APPLY WHAT YOU READ —
[a] Translate this sentence from the PTP1B review into Spanish: "The integration of advanced imaging methods to study contact site formation with functional assays related to phagocytosis and signaling is inspiring."
[b] Answer from the PTP1B review, one line each:
(i) According to the eLife Assessment, what kind of enzyme is Syk?
(ii) In which cells did the study observe PTP1B accumulating on phagocytic membranes?
(iii) Which adaptor protein did the phosphoproteomic approach identify?
[c] Rewrite as a short bulleted list the paragraph of the PTP1B review that begins "This study uses state-of-the-art imaging approaches", keeping its main findings.

EXTRACT —
● ● ● ●
Article activity feed

  1. eLife Assessment

    This is an important study showing the interaction of the endoplasmic reticulum (ER)-resident tyrosine phosphatase PTP1B with the developing phagocytic cup in macrophages, and its role in inhibiting microbicidal superoxide production. The authors show convincing evidence that PTP1B interacts with Syk, a plasma membrane tyrosine kinase that plays an essential role in phagocytosis, and that ablation of PTP1B increases superoxide production and Syk phosphorylation without affecting phagocytosis. Further evidence suggests that PTP1B may inhibit a Syk/Shc1/NOX2 axis; however, robust demonstration of the proposed chain of events and of the actual role of ER-plasma membrane contact sites in the PTP1B-dependent downregulation of NOX2 activity will require additional experimental evidence. The integration of advanced imaging methods to study contact site formation with functional assays related to phagocytosis and signaling is inspiring.

  2. Joint Public Review:

    Summary:

    This study uses state-of-the-art imaging approaches to show that membrane contact site (MCS) markers and the ER-resident tyrosine phosphatase PTP1B accumulate on phagocytic membranes within actin-devoid zones during frustrated phagocytosis in RAW264.7 macrophages. The authors convincingly show that PTP1B interacts with Syk, an Fcγ receptor-associated tyrosine kinase that plays a critical role in phagocytosis, and that ablation of PTP1B results in hyperphosphorylation of Syk and increased superoxide production, without impacting phagocytic efficiency. Using a phosphoproteomic approach, the authors identify the adaptor protein Shc1 as a strongly phosphorylated protein during stimulation of immunoglobulin receptors by aggregated IgG. In the absence of PTP1B, the authors demonstrate an increased interaction between Shc1 and the NADPH oxidase NOX2 subunit p47phox, suggesting that PTP1B controls superoxide production by inhibiting a Syk-Shc1-NOX2 axis.
● ● ● ●
DATA LISTING —
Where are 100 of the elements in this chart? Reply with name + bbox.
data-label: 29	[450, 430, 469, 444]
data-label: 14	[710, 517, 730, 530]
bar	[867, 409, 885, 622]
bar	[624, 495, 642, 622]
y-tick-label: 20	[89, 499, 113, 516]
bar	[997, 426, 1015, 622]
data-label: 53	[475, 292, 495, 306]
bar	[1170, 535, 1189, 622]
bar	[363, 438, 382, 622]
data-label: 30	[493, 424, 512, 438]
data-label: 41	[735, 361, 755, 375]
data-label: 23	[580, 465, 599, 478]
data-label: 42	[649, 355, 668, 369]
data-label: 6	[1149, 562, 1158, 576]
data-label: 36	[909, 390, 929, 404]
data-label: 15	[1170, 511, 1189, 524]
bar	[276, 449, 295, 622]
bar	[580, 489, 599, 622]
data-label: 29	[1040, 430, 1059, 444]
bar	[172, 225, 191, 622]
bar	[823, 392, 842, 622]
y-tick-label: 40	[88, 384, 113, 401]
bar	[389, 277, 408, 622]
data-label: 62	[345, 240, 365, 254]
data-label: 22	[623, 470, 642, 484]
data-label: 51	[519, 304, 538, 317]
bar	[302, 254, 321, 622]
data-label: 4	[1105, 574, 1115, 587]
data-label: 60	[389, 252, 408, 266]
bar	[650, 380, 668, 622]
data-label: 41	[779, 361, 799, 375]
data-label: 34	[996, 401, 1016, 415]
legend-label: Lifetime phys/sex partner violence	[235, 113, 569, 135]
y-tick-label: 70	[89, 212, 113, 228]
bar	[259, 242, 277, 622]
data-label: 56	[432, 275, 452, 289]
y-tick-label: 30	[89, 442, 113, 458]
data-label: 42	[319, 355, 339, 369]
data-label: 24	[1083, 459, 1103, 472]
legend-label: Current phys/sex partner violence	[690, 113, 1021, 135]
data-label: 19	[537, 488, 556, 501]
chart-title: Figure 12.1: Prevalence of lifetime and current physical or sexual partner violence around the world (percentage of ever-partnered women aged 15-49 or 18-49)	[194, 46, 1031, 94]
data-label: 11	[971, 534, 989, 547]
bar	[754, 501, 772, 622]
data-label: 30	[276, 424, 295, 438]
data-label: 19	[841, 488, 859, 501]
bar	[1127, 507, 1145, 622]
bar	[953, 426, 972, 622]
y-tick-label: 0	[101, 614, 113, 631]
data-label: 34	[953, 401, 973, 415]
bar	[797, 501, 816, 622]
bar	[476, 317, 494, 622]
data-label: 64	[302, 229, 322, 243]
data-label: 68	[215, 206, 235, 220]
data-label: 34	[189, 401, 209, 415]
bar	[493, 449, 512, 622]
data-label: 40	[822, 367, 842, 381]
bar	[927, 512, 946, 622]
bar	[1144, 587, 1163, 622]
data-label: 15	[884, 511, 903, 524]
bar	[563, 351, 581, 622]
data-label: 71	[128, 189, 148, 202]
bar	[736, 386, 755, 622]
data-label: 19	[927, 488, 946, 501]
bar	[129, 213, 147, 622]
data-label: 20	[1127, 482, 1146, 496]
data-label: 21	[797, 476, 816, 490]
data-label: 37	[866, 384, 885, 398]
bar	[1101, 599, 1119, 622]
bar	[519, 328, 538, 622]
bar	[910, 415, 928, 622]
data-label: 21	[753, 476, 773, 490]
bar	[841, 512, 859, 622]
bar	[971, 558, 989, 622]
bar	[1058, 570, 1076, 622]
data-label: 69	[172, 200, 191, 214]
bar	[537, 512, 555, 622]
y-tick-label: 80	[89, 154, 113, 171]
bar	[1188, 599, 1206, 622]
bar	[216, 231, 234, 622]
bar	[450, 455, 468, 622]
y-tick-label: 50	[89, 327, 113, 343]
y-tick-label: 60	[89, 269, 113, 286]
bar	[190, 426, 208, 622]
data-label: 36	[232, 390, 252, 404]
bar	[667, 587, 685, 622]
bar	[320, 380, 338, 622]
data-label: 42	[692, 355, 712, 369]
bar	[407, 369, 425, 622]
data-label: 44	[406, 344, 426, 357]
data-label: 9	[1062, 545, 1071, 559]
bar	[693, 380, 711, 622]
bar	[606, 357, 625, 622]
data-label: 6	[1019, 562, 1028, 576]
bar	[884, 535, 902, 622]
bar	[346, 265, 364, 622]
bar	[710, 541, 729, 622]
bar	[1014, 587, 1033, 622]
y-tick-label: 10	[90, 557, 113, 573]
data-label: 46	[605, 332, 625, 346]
● ● ● ●
ANSWERS TO THE TASKS —
[a] La integración de métodos avanzados de imagen para estudiar la formación de sitios de contacto con ensayos funcionales relacionados con la fagocitosis y la señalización es inspiradora.

[b]
(i) A plasma membrane tyrosine kinase
(ii) RAW264.7 macrophages
(iii) Shc1

[c]
- During frustrated phagocytosis in RAW264.7 macrophages, membrane contact site (MCS) markers and the ER-resident tyrosine phosphatase PTP1B build up on phagocytic membranes within actin-devoid zones.
- PTP1B interacts with Syk, an Fcγ receptor-associated tyrosine kinase that is critical for phagocytosis.
- Loss of PTP1B causes hyperphosphorylation of Syk and more superoxide production, with no effect on phagocytic efficiency.
- Phosphoproteomics identifies the adaptor protein Shc1 as strongly phosphorylated when aggregated IgG stimulates immunoglobulin receptors.
- Without PTP1B, Shc1 interacts more with the NOX2 subunit p47phox, which suggests that PTP1B limits superoxide production by inhibiting a Syk-Shc1-NOX2 axis.